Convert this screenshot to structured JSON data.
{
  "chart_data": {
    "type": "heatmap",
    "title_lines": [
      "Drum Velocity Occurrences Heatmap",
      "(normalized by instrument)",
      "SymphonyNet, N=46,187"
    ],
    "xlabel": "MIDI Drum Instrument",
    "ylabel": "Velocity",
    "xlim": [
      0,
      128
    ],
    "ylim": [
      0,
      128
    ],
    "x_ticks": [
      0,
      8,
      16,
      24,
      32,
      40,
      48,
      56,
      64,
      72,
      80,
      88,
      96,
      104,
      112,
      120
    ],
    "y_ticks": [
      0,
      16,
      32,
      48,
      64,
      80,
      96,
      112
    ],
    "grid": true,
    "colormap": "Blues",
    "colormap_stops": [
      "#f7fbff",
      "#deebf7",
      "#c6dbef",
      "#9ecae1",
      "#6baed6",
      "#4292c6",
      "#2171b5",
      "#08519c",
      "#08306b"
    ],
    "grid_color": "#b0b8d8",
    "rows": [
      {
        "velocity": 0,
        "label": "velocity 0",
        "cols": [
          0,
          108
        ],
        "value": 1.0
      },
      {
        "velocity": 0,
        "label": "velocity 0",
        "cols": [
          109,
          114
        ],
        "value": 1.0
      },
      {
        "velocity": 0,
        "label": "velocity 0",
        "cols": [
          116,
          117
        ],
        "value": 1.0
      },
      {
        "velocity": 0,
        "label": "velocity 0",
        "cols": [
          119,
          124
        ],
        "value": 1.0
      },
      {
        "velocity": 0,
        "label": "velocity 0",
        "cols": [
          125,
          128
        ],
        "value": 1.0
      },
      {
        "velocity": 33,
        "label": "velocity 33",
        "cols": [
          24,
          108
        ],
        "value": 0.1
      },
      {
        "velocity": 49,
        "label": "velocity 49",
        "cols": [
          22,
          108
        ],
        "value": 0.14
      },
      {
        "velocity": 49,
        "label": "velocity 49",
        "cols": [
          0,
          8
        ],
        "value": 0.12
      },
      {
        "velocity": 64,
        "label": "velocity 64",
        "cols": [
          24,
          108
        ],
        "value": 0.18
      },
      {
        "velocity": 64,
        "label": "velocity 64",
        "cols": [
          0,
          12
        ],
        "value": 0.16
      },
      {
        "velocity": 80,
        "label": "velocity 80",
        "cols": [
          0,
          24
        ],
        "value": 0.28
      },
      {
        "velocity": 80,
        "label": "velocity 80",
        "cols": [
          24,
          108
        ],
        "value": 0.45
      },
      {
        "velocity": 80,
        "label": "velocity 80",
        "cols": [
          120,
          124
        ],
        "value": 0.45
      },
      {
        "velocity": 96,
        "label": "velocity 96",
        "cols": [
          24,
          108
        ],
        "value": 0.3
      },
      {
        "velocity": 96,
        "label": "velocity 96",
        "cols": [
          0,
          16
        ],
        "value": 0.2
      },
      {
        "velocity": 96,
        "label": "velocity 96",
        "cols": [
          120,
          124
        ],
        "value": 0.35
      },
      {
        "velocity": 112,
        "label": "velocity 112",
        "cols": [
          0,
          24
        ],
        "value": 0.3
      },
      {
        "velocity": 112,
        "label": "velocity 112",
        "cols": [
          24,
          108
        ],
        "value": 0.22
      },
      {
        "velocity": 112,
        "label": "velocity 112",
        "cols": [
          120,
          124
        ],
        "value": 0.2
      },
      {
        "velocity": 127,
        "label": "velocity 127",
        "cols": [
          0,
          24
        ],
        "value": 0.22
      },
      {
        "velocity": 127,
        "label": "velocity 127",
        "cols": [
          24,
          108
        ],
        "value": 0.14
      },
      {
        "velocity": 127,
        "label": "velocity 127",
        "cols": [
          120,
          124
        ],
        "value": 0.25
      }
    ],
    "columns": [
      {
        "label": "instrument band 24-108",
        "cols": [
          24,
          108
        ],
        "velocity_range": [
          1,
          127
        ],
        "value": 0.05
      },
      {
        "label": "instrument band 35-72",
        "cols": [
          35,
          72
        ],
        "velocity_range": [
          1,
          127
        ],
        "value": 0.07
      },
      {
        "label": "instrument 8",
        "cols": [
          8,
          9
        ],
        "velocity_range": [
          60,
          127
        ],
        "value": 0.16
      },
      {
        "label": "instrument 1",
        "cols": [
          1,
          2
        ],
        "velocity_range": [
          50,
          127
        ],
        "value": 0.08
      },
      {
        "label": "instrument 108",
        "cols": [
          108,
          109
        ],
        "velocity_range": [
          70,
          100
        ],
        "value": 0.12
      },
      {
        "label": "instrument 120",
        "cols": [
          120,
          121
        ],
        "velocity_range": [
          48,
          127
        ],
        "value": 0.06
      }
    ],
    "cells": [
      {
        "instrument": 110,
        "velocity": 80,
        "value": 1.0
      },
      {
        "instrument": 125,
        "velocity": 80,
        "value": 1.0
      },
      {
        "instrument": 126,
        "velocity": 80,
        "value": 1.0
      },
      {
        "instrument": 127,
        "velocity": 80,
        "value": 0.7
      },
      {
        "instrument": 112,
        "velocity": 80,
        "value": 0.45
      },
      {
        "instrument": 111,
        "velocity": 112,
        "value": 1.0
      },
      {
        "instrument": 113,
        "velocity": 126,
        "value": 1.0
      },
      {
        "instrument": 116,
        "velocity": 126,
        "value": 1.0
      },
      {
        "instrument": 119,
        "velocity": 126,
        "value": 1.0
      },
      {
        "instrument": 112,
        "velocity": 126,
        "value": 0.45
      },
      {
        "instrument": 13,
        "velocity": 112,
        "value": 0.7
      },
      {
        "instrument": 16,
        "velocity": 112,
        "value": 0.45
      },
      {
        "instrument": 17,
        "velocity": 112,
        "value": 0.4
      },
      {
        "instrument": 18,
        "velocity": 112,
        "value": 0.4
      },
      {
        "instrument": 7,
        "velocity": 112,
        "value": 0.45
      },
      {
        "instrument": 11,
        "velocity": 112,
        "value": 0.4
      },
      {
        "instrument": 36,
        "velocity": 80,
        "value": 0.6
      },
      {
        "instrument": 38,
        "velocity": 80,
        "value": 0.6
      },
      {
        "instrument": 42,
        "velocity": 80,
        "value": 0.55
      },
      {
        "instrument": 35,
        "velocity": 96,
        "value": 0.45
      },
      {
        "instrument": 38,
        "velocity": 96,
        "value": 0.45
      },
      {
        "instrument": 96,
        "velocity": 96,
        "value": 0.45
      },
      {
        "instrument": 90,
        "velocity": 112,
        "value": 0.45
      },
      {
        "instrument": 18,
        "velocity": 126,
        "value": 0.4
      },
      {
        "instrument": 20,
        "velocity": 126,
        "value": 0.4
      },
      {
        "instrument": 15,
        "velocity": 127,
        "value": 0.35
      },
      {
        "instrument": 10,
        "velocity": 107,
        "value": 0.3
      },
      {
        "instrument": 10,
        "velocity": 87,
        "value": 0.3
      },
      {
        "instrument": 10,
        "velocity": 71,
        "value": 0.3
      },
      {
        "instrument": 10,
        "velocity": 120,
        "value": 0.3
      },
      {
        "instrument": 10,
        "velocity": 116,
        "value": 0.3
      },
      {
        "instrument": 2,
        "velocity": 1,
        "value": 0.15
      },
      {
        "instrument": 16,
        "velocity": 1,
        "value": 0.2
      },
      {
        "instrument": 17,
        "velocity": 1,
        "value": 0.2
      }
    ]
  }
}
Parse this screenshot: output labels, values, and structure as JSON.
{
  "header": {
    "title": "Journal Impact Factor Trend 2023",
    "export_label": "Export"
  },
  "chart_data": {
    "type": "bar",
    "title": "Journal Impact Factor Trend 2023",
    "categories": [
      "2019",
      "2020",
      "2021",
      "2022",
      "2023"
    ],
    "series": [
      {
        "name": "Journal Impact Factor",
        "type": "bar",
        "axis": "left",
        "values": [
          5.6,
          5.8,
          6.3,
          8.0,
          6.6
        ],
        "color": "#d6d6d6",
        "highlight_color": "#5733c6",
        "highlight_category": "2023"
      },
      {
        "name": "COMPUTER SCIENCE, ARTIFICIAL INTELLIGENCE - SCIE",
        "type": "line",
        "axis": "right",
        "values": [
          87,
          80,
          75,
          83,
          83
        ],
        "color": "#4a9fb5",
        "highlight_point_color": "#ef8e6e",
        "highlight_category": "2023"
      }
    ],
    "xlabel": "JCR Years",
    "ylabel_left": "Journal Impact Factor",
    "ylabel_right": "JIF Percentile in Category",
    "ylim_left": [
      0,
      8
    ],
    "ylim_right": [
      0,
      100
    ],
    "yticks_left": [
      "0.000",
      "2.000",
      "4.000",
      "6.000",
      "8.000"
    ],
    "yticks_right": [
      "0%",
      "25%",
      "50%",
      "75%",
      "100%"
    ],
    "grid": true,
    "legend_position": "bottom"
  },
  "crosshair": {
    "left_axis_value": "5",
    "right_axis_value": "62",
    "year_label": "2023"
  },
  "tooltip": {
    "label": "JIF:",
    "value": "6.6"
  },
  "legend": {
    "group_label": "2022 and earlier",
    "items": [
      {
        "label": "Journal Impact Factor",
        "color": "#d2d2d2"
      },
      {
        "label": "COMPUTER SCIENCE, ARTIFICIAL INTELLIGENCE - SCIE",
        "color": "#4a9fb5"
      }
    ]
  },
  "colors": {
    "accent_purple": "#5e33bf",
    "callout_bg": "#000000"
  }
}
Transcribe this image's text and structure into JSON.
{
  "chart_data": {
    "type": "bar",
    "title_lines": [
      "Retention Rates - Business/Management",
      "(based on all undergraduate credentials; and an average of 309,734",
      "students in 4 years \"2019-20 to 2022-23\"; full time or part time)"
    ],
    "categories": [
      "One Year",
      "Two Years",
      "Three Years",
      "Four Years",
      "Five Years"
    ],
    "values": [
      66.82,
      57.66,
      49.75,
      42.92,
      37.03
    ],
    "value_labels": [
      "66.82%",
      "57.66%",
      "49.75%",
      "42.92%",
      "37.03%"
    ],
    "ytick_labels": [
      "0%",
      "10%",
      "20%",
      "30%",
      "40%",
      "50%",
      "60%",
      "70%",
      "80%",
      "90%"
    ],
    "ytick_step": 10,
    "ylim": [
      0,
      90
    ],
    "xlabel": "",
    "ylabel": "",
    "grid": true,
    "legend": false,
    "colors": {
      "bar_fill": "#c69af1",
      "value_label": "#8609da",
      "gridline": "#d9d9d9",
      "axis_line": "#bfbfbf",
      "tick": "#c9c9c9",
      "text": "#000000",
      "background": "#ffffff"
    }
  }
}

----

Find how many lines in the listing contain the word "INTELLIGENCE" and give that count alone.

THE OUTPUT :: 2